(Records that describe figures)
******
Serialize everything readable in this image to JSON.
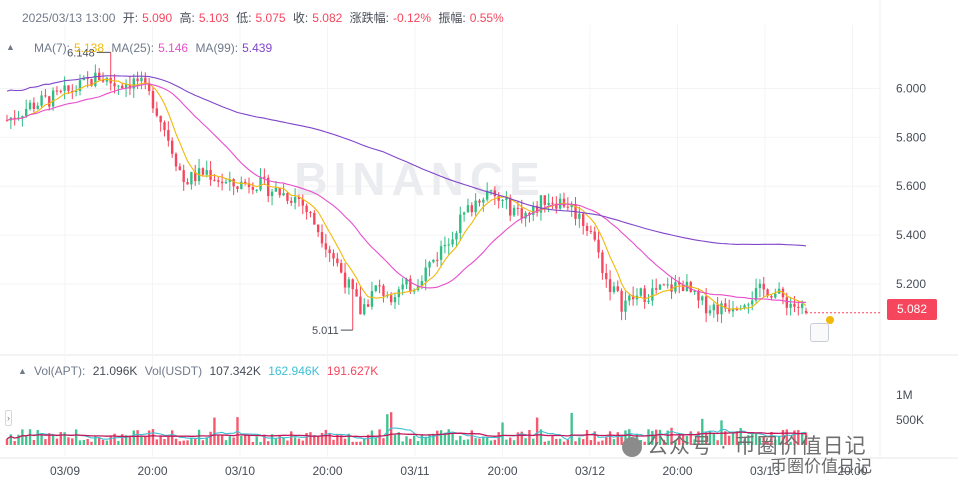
{
  "header": {
    "datetime": "2025/03/13 13:00",
    "open_label": "开:",
    "open": "5.090",
    "high_label": "高:",
    "high": "5.103",
    "low_label": "低:",
    "low": "5.075",
    "close_label": "收:",
    "close": "5.082",
    "change_label": "涨跌幅:",
    "change": "-0.12%",
    "amplitude_label": "振幅:",
    "amplitude": "0.55%"
  },
  "ma_legend": {
    "ma7_label": "MA(7):",
    "ma7": "5.138",
    "ma25_label": "MA(25):",
    "ma25": "5.146",
    "ma99_label": "MA(99):",
    "ma99": "5.439"
  },
  "vol_legend": {
    "vol_apt_label": "Vol(APT):",
    "vol_apt": "21.096K",
    "vol_usdt_label": "Vol(USDT)",
    "vol_usdt": "107.342K",
    "vol_ma1": "162.946K",
    "vol_ma2": "191.627K"
  },
  "last_price_tag": "5.082",
  "watermark": "BINANCE",
  "corner_watermark": {
    "line1": "公众号 · 币圈价值日记",
    "line2": "币圈价值日记"
  },
  "colors": {
    "up": "#2ebd85",
    "down": "#f6465d",
    "ma7": "#f0b90b",
    "ma25": "#e84ecb",
    "ma99": "#8046c9",
    "vol_ma_short": "#3dc0d4",
    "vol_ma_long": "#c2185b"
  },
  "chart_data": {
    "type": "candlestick",
    "price_axis": {
      "ticks": [
        "6.000",
        "5.800",
        "5.600",
        "5.400",
        "5.200"
      ],
      "range": [
        4.95,
        6.26
      ]
    },
    "volume_axis": {
      "ticks": [
        "1M",
        "500K"
      ],
      "range": [
        0,
        1300000
      ]
    },
    "time_axis": {
      "ticks": [
        "03/09",
        "20:00",
        "03/10",
        "20:00",
        "03/11",
        "20:00",
        "03/12",
        "20:00",
        "03/13",
        "20:00"
      ]
    },
    "annotations": {
      "high_label": "6.148",
      "low_label": "5.011"
    },
    "series_legend": [
      "MA(7)",
      "MA(25)",
      "MA(99)"
    ]
  }
}
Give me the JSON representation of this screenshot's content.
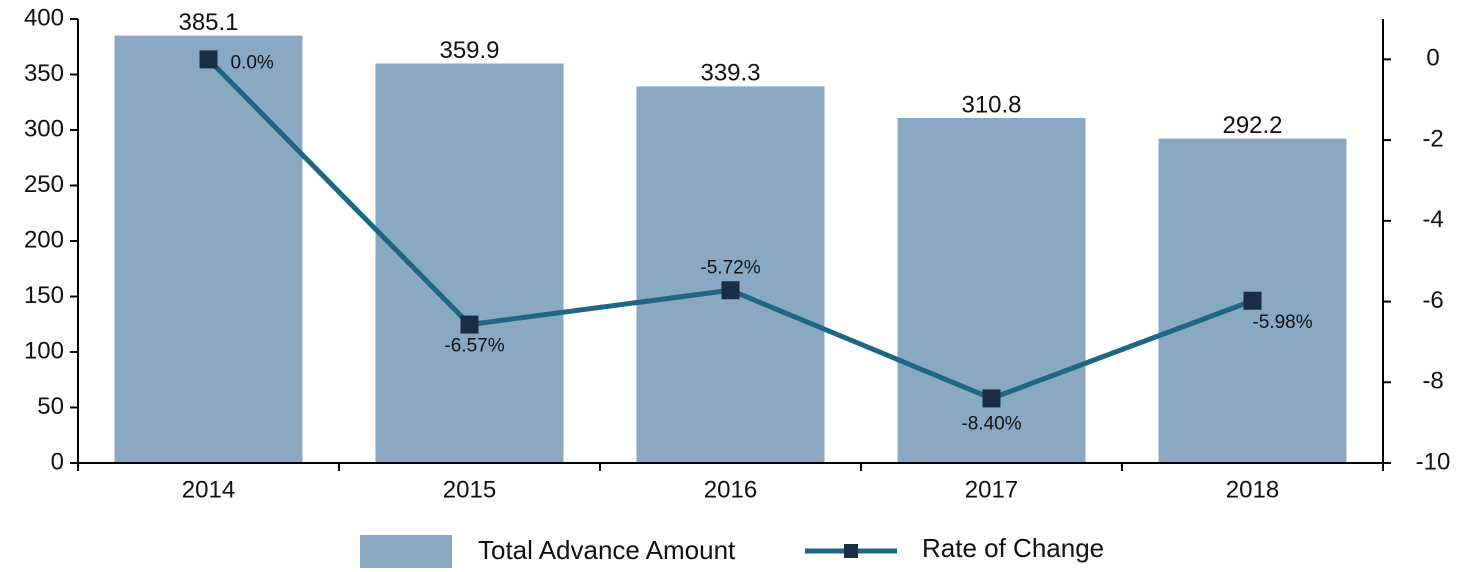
{
  "chart_data": {
    "type": "bar-line",
    "categories": [
      "2014",
      "2015",
      "2016",
      "2017",
      "2018"
    ],
    "series": [
      {
        "name": "Total Advance Amount",
        "type": "bar",
        "color": "#89a8c4",
        "values": [
          385.1,
          359.9,
          339.3,
          310.8,
          292.2
        ]
      },
      {
        "name": "Rate of Change",
        "type": "line",
        "axis": "y2",
        "color": "#1f6585",
        "marker_color": "#1b2d44",
        "values": [
          0.0,
          -6.57,
          -5.72,
          -8.4,
          -5.98
        ],
        "value_labels": [
          "0.0%",
          "-6.57%",
          "-5.72%",
          "-8.40%",
          "-5.98%"
        ]
      }
    ],
    "ylim": [
      0,
      400
    ],
    "yticks": [
      0,
      50,
      100,
      150,
      200,
      250,
      300,
      350,
      400
    ],
    "y2lim": [
      -10,
      1
    ],
    "y2ticks": [
      0,
      -2,
      -4,
      -6,
      -8,
      -10
    ],
    "legend": "bottom"
  }
}
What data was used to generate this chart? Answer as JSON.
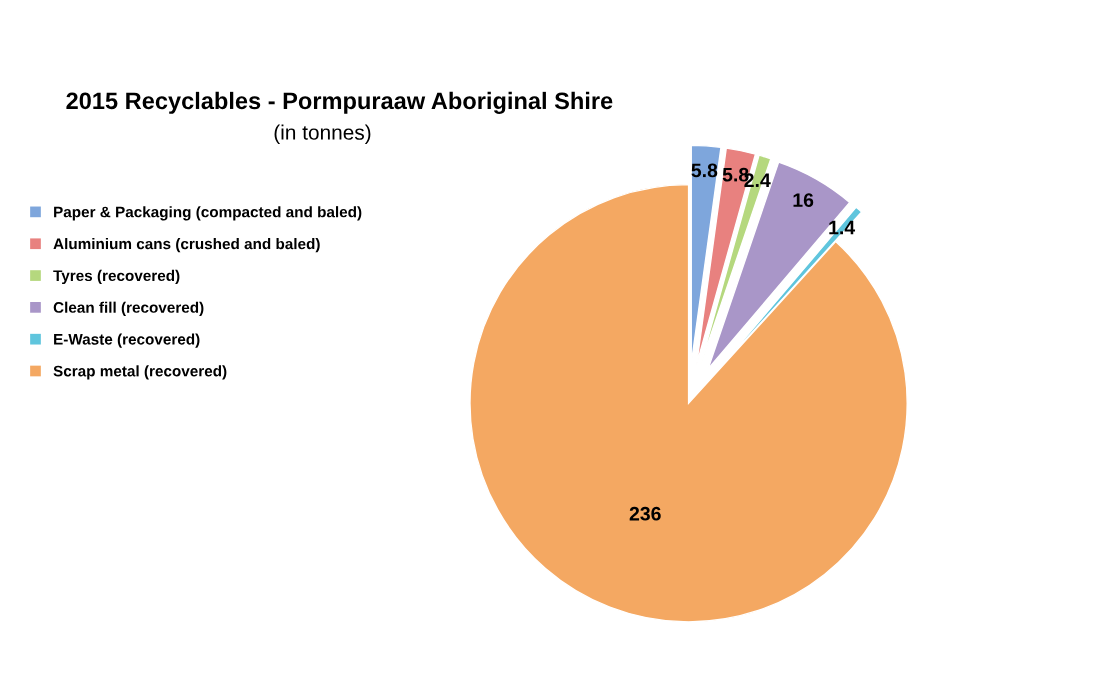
{
  "chart_data": {
    "type": "pie",
    "title": "2015 Recyclables - Pormpuraaw Aboriginal Shire",
    "subtitle": "(in tonnes)",
    "categories": [
      "Paper & Packaging (compacted and baled)",
      "Aluminium cans (crushed and baled)",
      "Tyres (recovered)",
      "Clean fill (recovered)",
      "E-Waste (recovered)",
      "Scrap metal (recovered)"
    ],
    "values": [
      5.8,
      5.8,
      2.4,
      16,
      1.4,
      236
    ],
    "colors": [
      "#7ea6dc",
      "#e8817f",
      "#b5d87e",
      "#a996c8",
      "#5fc5dd",
      "#f4a862"
    ],
    "data_labels": true,
    "legend": "left"
  }
}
******
▶ **Exercise brief**
Without the pictures, reproduce every line of the records above exactly.

▶ **Task result**
Serialize everything readable in this image to JSON.
{
  "header": {
    "datetime": "2025/03/13 13:00",
    "open_label": "开:",
    "open": "5.090",
    "high_label": "高:",
    "high": "5.103",
    "low_label": "低:",
    "low": "5.075",
    "close_label": "收:",
    "close": "5.082",
    "change_label": "涨跌幅:",
    "change": "-0.12%",
    "amplitude_label": "振幅:",
    "amplitude": "0.55%"
  },
  "ma_legend": {
    "ma7_label": "MA(7):",
    "ma7": "5.138",
    "ma25_label": "MA(25):",
    "ma25": "5.146",
    "ma99_label": "MA(99):",
    "ma99": "5.439"
  },
  "vol_legend": {
    "vol_apt_label": "Vol(APT):",
    "vol_apt": "21.096K",
    "vol_usdt_label": "Vol(USDT)",
    "vol_usdt": "107.342K",
    "vol_ma1": "162.946K",
    "vol_ma2": "191.627K"
  },
  "last_price_tag": "5.082",
  "watermark": "BINANCE",
  "corner_watermark": {
    "line1": "公众号 · 币圈价值日记",
    "line2": "币圈价值日记"
  },
  "colors": {
    "up": "#2ebd85",
    "down": "#f6465d",
    "ma7": "#f0b90b",
    "ma25": "#e84ecb",
    "ma99": "#8046c9",
    "vol_ma_short": "#3dc0d4",
    "vol_ma_long": "#c2185b"
  },
  "chart_data": {
    "type": "candlestick",
    "price_axis": {
      "ticks": [
        "6.000",
        "5.800",
        "5.600",
        "5.400",
        "5.200"
      ],
      "range": [
        4.95,
        6.26
      ]
    },
    "volume_axis": {
      "ticks": [
        "1M",
        "500K"
      ],
      "range": [
        0,
        1300000
      ]
    },
    "time_axis": {
      "ticks": [
        "03/09",
        "20:00",
        "03/10",
        "20:00",
        "03/11",
        "20:00",
        "03/12",
        "20:00",
        "03/13",
        "20:00"
      ]
    },
    "annotations": {
      "high_label": "6.148",
      "low_label": "5.011"
    },
    "series_legend": [
      "MA(7)",
      "MA(25)",
      "MA(99)"
    ]
  }
}
Give me the JSON representation of this screenshot's content.
{
  "chart_data": {
    "type": "bar-line",
    "categories": [
      "2014",
      "2015",
      "2016",
      "2017",
      "2018"
    ],
    "series": [
      {
        "name": "Total Advance Amount",
        "type": "bar",
        "color": "#89a8c4",
        "values": [
          385.1,
          359.9,
          339.3,
          310.8,
          292.2
        ]
      },
      {
        "name": "Rate of Change",
        "type": "line",
        "axis": "y2",
        "color": "#1f6585",
        "marker_color": "#1b2d44",
        "values": [
          0.0,
          -6.57,
          -5.72,
          -8.4,
          -5.98
        ],
        "value_labels": [
          "0.0%",
          "-6.57%",
          "-5.72%",
          "-8.40%",
          "-5.98%"
        ]
      }
    ],
    "ylim": [
      0,
      400
    ],
    "yticks": [
      0,
      50,
      100,
      150,
      200,
      250,
      300,
      350,
      400
    ],
    "y2lim": [
      -10,
      1
    ],
    "y2ticks": [
      0,
      -2,
      -4,
      -6,
      -8,
      -10
    ],
    "legend": "bottom"
  }
}
What data was used to generate this chart? Answer as JSON.
{
  "chart_data": {
    "type": "pie",
    "title": "2015 Recyclables - Pormpuraaw Aboriginal Shire",
    "subtitle": "(in tonnes)",
    "categories": [
      "Paper & Packaging (compacted and baled)",
      "Aluminium cans (crushed and baled)",
      "Tyres (recovered)",
      "Clean fill (recovered)",
      "E-Waste (recovered)",
      "Scrap metal (recovered)"
    ],
    "values": [
      5.8,
      5.8,
      2.4,
      16,
      1.4,
      236
    ],
    "colors": [
      "#7ea6dc",
      "#e8817f",
      "#b5d87e",
      "#a996c8",
      "#5fc5dd",
      "#f4a862"
    ],
    "data_labels": true,
    "legend": "left"
  }
}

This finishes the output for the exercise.